What you will do:
Set down every entry word for word. Omit the pictures.

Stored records
>>>

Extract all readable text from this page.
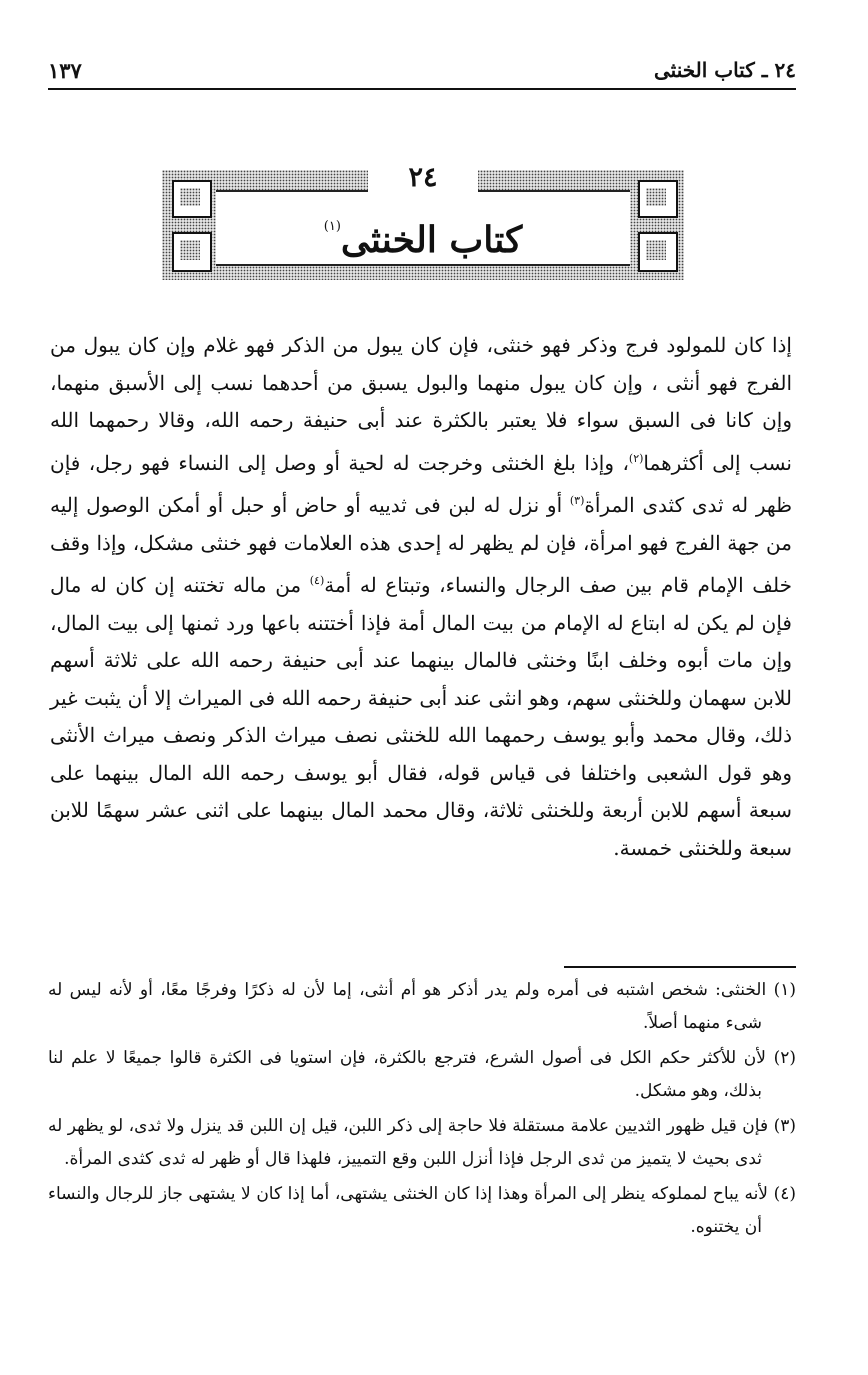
٢٤ ـ كتاب الخنثى
١٣٧
٢٤
كتاب الخنثى$^{(١)}$

إذا كان للمولود فرج وذكر فهو خنثى، فإن كان يبول من الذكر فهو غلام وإن كان يبول من الفرج فهو أنثى ، وإن كان يبول منهما والبول يسبق من أحدهما نسب إلى الأسبق منهما، وإن كانا فى السبق سواء فلا يعتبر بالكثرة عند أبى حنيفة رحمه الله، وقالا رحمهما الله نسب إلى أكثرهما$^{(٢)}$، وإذا بلغ الخنثى وخرجت له لحية أو وصل إلى النساء فهو رجل، فإن ظهر له ثدى كثدى المرأة$^{(٣)}$ أو نزل له لبن فى ثدييه أو حاض أو حبل أو أمكن الوصول إليه من جهة الفرج فهو امرأة، فإن لم يظهر له إحدى هذه العلامات فهو خنثى مشكل، وإذا وقف خلف الإمام قام بين صف الرجال والنساء، وتبتاع له أمة$^{(٤)}$ من ماله تختنه إن كان له مال فإن لم يكن له ابتاع له الإمام من بيت المال أمة فإذا أختتنه باعها ورد ثمنها إلى بيت المال، وإن مات أبوه وخلف ابنًا وخنثى فالمال بينهما عند أبى حنيفة رحمه الله على ثلاثة أسهم للابن سهمان وللخنثى سهم، وهو انثى عند أبى حنيفة رحمه الله فى الميراث إلا أن يثبت غير ذلك، وقال محمد وأبو يوسف رحمهما الله للخنثى نصف ميراث الذكر ونصف ميراث الأنثى وهو قول الشعبى واختلفا فى قياس قوله، فقال أبو يوسف رحمه الله المال بينهما على سبعة أسهم للابن أربعة وللخنثى ثلاثة، وقال محمد المال بينهما على اثنى عشر سهمًا للابن سبعة وللخنثى خمسة.

(١) الخنثى: شخص اشتبه فى أمره ولم يدر أذكر هو أم أنثى، إما لأن له ذكرًا وفرجًا معًا، أو لأنه ليس له شىء منهما أصلاً.

(٢) لأن للأكثر حكم الكل فى أصول الشرع، فترجع بالكثرة، فإن استويا فى الكثرة قالوا جميعًا لا علم لنا بذلك، وهو مشكل.

(٣) فإن قيل ظهور الثديين علامة مستقلة فلا حاجة إلى ذكر اللبن، قيل إن اللبن قد ينزل ولا ثدى، لو يظهر له ثدى بحيث لا يتميز من ثدى الرجل فإذا أنزل اللبن وقع التمييز، فلهذا قال أو ظهر له ثدى كثدى المرأة.

(٤) لأنه يباح لمملوكه ينظر إلى المرأة وهذا إذا كان الخنثى يشتهى، أما إذا كان لا يشتهى جاز للرجال والنساء أن يختنوه.
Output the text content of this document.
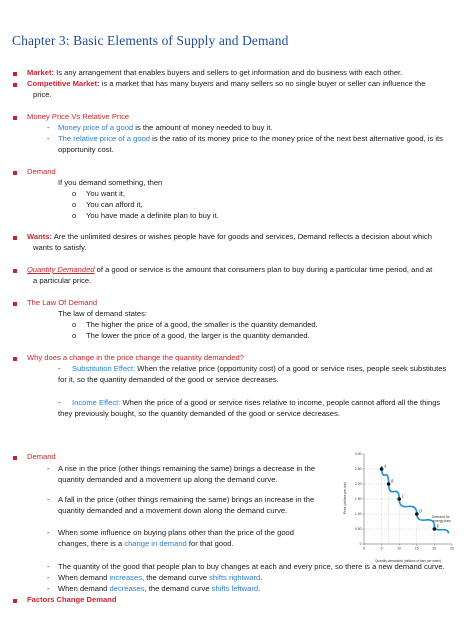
Chapter 3: Basic Elements of Supply and Demand
Market: Is any arrangement that enables buyers and sellers to get information and do business with each other.
Competitive Market: is a market that has many buyers and many sellers so no single buyer or seller can influence the
price.
Money Price Vs Relative Price
- Money price of a good is the amount of money needed to buy it.
- The relative price of a good is the ratio of its money price to the money price of the next best alternative good, is its
opportunity cost.
Demand
If you demand something, then
o You want it,
o You can afford it,
o You have made a definite plan to buy it.
Wants: Are the unlimited desires or wishes people have for goods and services, Demand reflects a decision about which
wants to satisfy.
Quantity Demanded of a good or service is the amount that consumers plan to buy during a particular time period, and at
a particular price.
The Law Of Demand
The law of demand states:
o The higher the price of a good, the smaller is the quantity demanded.
o The lower the price of a good, the larger is the quantity demanded.
Why does a change in the price change the quantity demanded?
- Substitution Effect: When the relative price (opportunity cost) of a good or service rises, people seek substitutes
for it, so the quantity demanded of the good or service decreases.
- Income Effect: When the price of a good or service rises relative to income, people cannot afford all the things
they previously bought, so the quantity demanded of the good or service decreases.
Demand
- A rise in the price (other things remaining the same) brings a decrease in the
quantity demanded and a movement up along the demand curve.
- A fall in the price (other things remaining the same) brings an increase in the
quantity demanded and a movement down along the demand curve.
- When some influence on buying plans other than the price of the good
changes, there is a change in demand for that good.
- The quantity of the good that people plan to buy changes at each and every price, so there is a new demand curve.
- When demand increases, the demand curve shifts rightward.
- When demand decreases, the demand curve shifts leftward.
Factors Change Demand
Price (dollars per bar)
3.00
2.50
2.00
1.50
1.00
0.50
0
0	5	10	15	20	25
A
B
C
D
E
Quantity demanded (millions of bars per week)
Demand for energy bars
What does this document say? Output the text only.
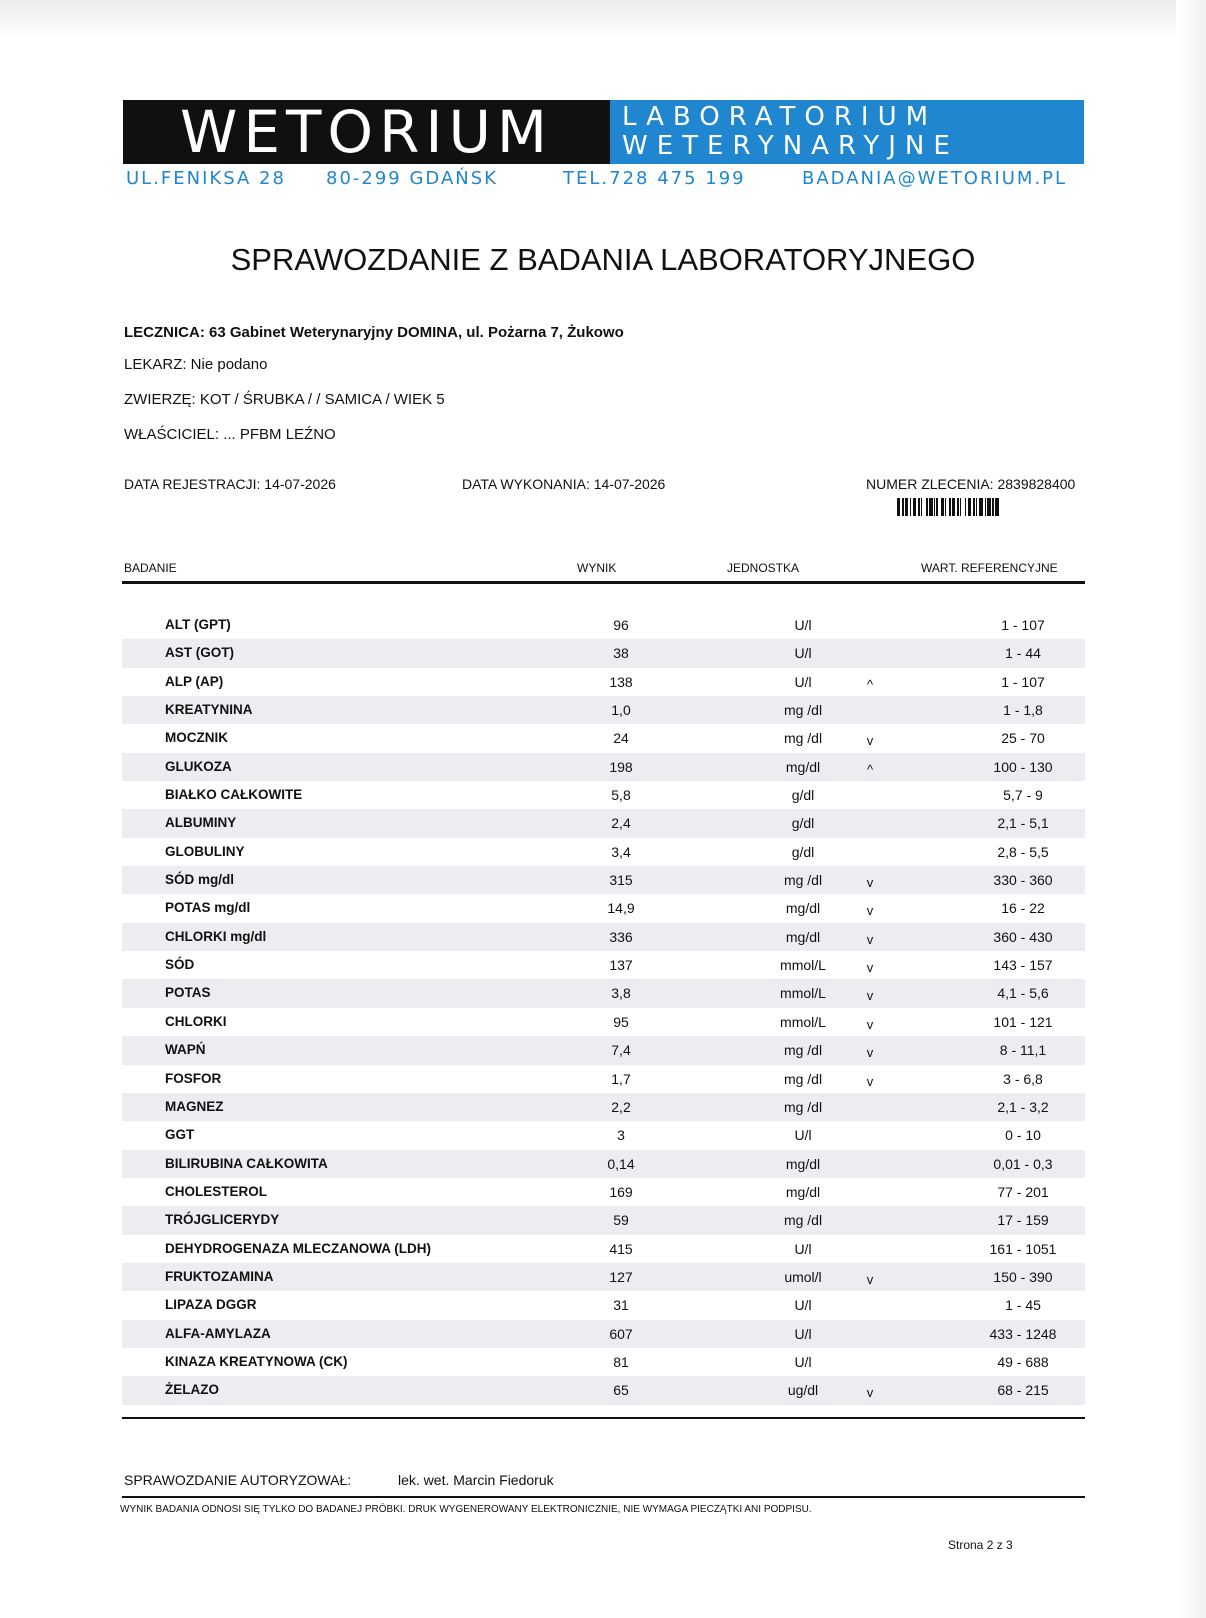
WETORIUM	LABORATORIUM
WETERYNARYJNE
UL.FENIKSA 28 80-299 GDAŃSK	TEL.728 475 199	BADANIA@WETORIUM.PL
SPRAWOZDANIE Z BADANIA LABORATORYJNEGO
LECZNICA: 63 Gabinet Weterynaryjny DOMINA, ul. Pożarna 7, Żukowo
LEKARZ: Nie podano
ZWIERZĘ: KOT / ŚRUBKA / / SAMICA / WIEK 5
WŁAŚCICIEL: ... PFBM LEŹNO
DATA REJESTRACJI: 14-07-2026	DATA WYKONANIA: 14-07-2026	NUMER ZLECENIA: 2839828400
BADANIE	WYNIK	JEDNOSTKA	WART. REFERENCYJNE
ALT (GPT)	96	U/l	1 - 107
AST (GOT)	38	U/l	1 - 44
ALP (AP)	138	U/l	^	1 - 107
KREATYNINA	1,0	mg /dl	1 - 1,8
MOCZNIK	24	mg /dl	v	25 - 70
GLUKOZA	198	mg/dl	^	100 - 130
BIAŁKO CAŁKOWITE	5,8	g/dl	5,7 - 9
ALBUMINY	2,4	g/dl	2,1 - 5,1
GLOBULINY	3,4	g/dl	2,8 - 5,5
SÓD mg/dl	315	mg /dl	v	330 - 360
POTAS mg/dl	14,9	mg/dl	v	16 - 22
CHLORKI mg/dl	336	mg/dl	v	360 - 430
SÓD	137	mmol/L	v	143 - 157
POTAS	3,8	mmol/L	v	4,1 - 5,6
CHLORKI	95	mmol/L	v	101 - 121
WAPŃ	7,4	mg /dl	v	8 - 11,1
FOSFOR	1,7	mg /dl	v	3 - 6,8
MAGNEZ	2,2	mg /dl	2,1 - 3,2
GGT	3	U/l	0 - 10
BILIRUBINA CAŁKOWITA	0,14	mg/dl	0,01 - 0,3
CHOLESTEROL	169	mg/dl	77 - 201
TRÓJGLICERYDY	59	mg /dl	17 - 159
DEHYDROGENAZA MLECZANOWA (LDH)	415	U/l	161 - 1051
FRUKTOZAMINA	127	umol/l	v	150 - 390
LIPAZA DGGR	31	U/l	1 - 45
ALFA-AMYLAZA	607	U/l	433 - 1248
KINAZA KREATYNOWA (CK)	81	U/l	49 - 688
ŻELAZO	65	ug/dl	v	68 - 215
SPRAWOZDANIE AUTORYZOWAŁ:	lek. wet. Marcin Fiedoruk
WYNIK BADANIA ODNOSI SIĘ TYLKO DO BADANEJ PRÓBKI. DRUK WYGENEROWANY ELEKTRONICZNIE, NIE WYMAGA PIECZĄTKI ANI PODPISU.
Strona 2 z 3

<<<

Expected output:
Extract all readable text from this page.
٢٤ ـ كتاب الخنثى
١٣٧
٢٤
كتاب الخنثى$^{(١)}$

إذا كان للمولود فرج وذكر فهو خنثى، فإن كان يبول من الذكر فهو غلام وإن كان يبول من الفرج فهو أنثى ، وإن كان يبول منهما والبول يسبق من أحدهما نسب إلى الأسبق منهما، وإن كانا فى السبق سواء فلا يعتبر بالكثرة عند أبى حنيفة رحمه الله، وقالا رحمهما الله نسب إلى أكثرهما$^{(٢)}$، وإذا بلغ الخنثى وخرجت له لحية أو وصل إلى النساء فهو رجل، فإن ظهر له ثدى كثدى المرأة$^{(٣)}$ أو نزل له لبن فى ثدييه أو حاض أو حبل أو أمكن الوصول إليه من جهة الفرج فهو امرأة، فإن لم يظهر له إحدى هذه العلامات فهو خنثى مشكل، وإذا وقف خلف الإمام قام بين صف الرجال والنساء، وتبتاع له أمة$^{(٤)}$ من ماله تختنه إن كان له مال فإن لم يكن له ابتاع له الإمام من بيت المال أمة فإذا أختتنه باعها ورد ثمنها إلى بيت المال، وإن مات أبوه وخلف ابنًا وخنثى فالمال بينهما عند أبى حنيفة رحمه الله على ثلاثة أسهم للابن سهمان وللخنثى سهم، وهو انثى عند أبى حنيفة رحمه الله فى الميراث إلا أن يثبت غير ذلك، وقال محمد وأبو يوسف رحمهما الله للخنثى نصف ميراث الذكر ونصف ميراث الأنثى وهو قول الشعبى واختلفا فى قياس قوله، فقال أبو يوسف رحمه الله المال بينهما على سبعة أسهم للابن أربعة وللخنثى ثلاثة، وقال محمد المال بينهما على اثنى عشر سهمًا للابن سبعة وللخنثى خمسة.

(١) الخنثى: شخص اشتبه فى أمره ولم يدر أذكر هو أم أنثى، إما لأن له ذكرًا وفرجًا معًا، أو لأنه ليس له شىء منهما أصلاً.

(٢) لأن للأكثر حكم الكل فى أصول الشرع، فترجع بالكثرة، فإن استويا فى الكثرة قالوا جميعًا لا علم لنا بذلك، وهو مشكل.

(٣) فإن قيل ظهور الثديين علامة مستقلة فلا حاجة إلى ذكر اللبن، قيل إن اللبن قد ينزل ولا ثدى، لو يظهر له ثدى بحيث لا يتميز من ثدى الرجل فإذا أنزل اللبن وقع التمييز، فلهذا قال أو ظهر له ثدى كثدى المرأة.

(٤) لأنه يباح لمملوكه ينظر إلى المرأة وهذا إذا كان الخنثى يشتهى، أما إذا كان لا يشتهى جاز للرجال والنساء أن يختنوه.
Output the text content of this document.
Chapter 3: Basic Elements of Supply and Demand
Market: Is any arrangement that enables buyers and sellers to get information and do business with each other.
Competitive Market: is a market that has many buyers and many sellers so no single buyer or seller can influence the
price.
Money Price Vs Relative Price
- Money price of a good is the amount of money needed to buy it.
- The relative price of a good is the ratio of its money price to the money price of the next best alternative good, is its
opportunity cost.
Demand
If you demand something, then
o You want it,
o You can afford it,
o You have made a definite plan to buy it.
Wants: Are the unlimited desires or wishes people have for goods and services, Demand reflects a decision about which
wants to satisfy.
Quantity Demanded of a good or service is the amount that consumers plan to buy during a particular time period, and at
a particular price.
The Law Of Demand
The law of demand states:
o The higher the price of a good, the smaller is the quantity demanded.
o The lower the price of a good, the larger is the quantity demanded.
Why does a change in the price change the quantity demanded?
- Substitution Effect: When the relative price (opportunity cost) of a good or service rises, people seek substitutes
for it, so the quantity demanded of the good or service decreases.
- Income Effect: When the price of a good or service rises relative to income, people cannot afford all the things
they previously bought, so the quantity demanded of the good or service decreases.
Demand
- A rise in the price (other things remaining the same) brings a decrease in the
quantity demanded and a movement up along the demand curve.
- A fall in the price (other things remaining the same) brings an increase in the
quantity demanded and a movement down along the demand curve.
- When some influence on buying plans other than the price of the good
changes, there is a change in demand for that good.
- The quantity of the good that people plan to buy changes at each and every price, so there is a new demand curve.
- When demand increases, the demand curve shifts rightward.
- When demand decreases, the demand curve shifts leftward.
Factors Change Demand
Price (dollars per bar)
3.00
2.50
2.00
1.50
1.00
0.50
0
0	5	10	15	20	25
A
B
C
D
E
Quantity demanded (millions of bars per week)
Demand for energy bars
What does this document say? Output the text only.
WETORIUM	LABORATORIUM
WETERYNARYJNE
UL.FENIKSA 28 80-299 GDAŃSK	TEL.728 475 199	BADANIA@WETORIUM.PL
SPRAWOZDANIE Z BADANIA LABORATORYJNEGO
LECZNICA: 63 Gabinet Weterynaryjny DOMINA, ul. Pożarna 7, Żukowo
LEKARZ: Nie podano
ZWIERZĘ: KOT / ŚRUBKA / / SAMICA / WIEK 5
WŁAŚCICIEL: ... PFBM LEŹNO
DATA REJESTRACJI: 14-07-2026	DATA WYKONANIA: 14-07-2026	NUMER ZLECENIA: 2839828400
BADANIE	WYNIK	JEDNOSTKA	WART. REFERENCYJNE
ALT (GPT)	96	U/l	1 - 107
AST (GOT)	38	U/l	1 - 44
ALP (AP)	138	U/l	^	1 - 107
KREATYNINA	1,0	mg /dl	1 - 1,8
MOCZNIK	24	mg /dl	v	25 - 70
GLUKOZA	198	mg/dl	^	100 - 130
BIAŁKO CAŁKOWITE	5,8	g/dl	5,7 - 9
ALBUMINY	2,4	g/dl	2,1 - 5,1
GLOBULINY	3,4	g/dl	2,8 - 5,5
SÓD mg/dl	315	mg /dl	v	330 - 360
POTAS mg/dl	14,9	mg/dl	v	16 - 22
CHLORKI mg/dl	336	mg/dl	v	360 - 430
SÓD	137	mmol/L	v	143 - 157
POTAS	3,8	mmol/L	v	4,1 - 5,6
CHLORKI	95	mmol/L	v	101 - 121
WAPŃ	7,4	mg /dl	v	8 - 11,1
FOSFOR	1,7	mg /dl	v	3 - 6,8
MAGNEZ	2,2	mg /dl	2,1 - 3,2
GGT	3	U/l	0 - 10
BILIRUBINA CAŁKOWITA	0,14	mg/dl	0,01 - 0,3
CHOLESTEROL	169	mg/dl	77 - 201
TRÓJGLICERYDY	59	mg /dl	17 - 159
DEHYDROGENAZA MLECZANOWA (LDH)	415	U/l	161 - 1051
FRUKTOZAMINA	127	umol/l	v	150 - 390
LIPAZA DGGR	31	U/l	1 - 45
ALFA-AMYLAZA	607	U/l	433 - 1248
KINAZA KREATYNOWA (CK)	81	U/l	49 - 688
ŻELAZO	65	ug/dl	v	68 - 215
SPRAWOZDANIE AUTORYZOWAŁ:	lek. wet. Marcin Fiedoruk
WYNIK BADANIA ODNOSI SIĘ TYLKO DO BADANEJ PRÓBKI. DRUK WYGENEROWANY ELEKTRONICZNIE, NIE WYMAGA PIECZĄTKI ANI PODPISU.
Strona 2 z 3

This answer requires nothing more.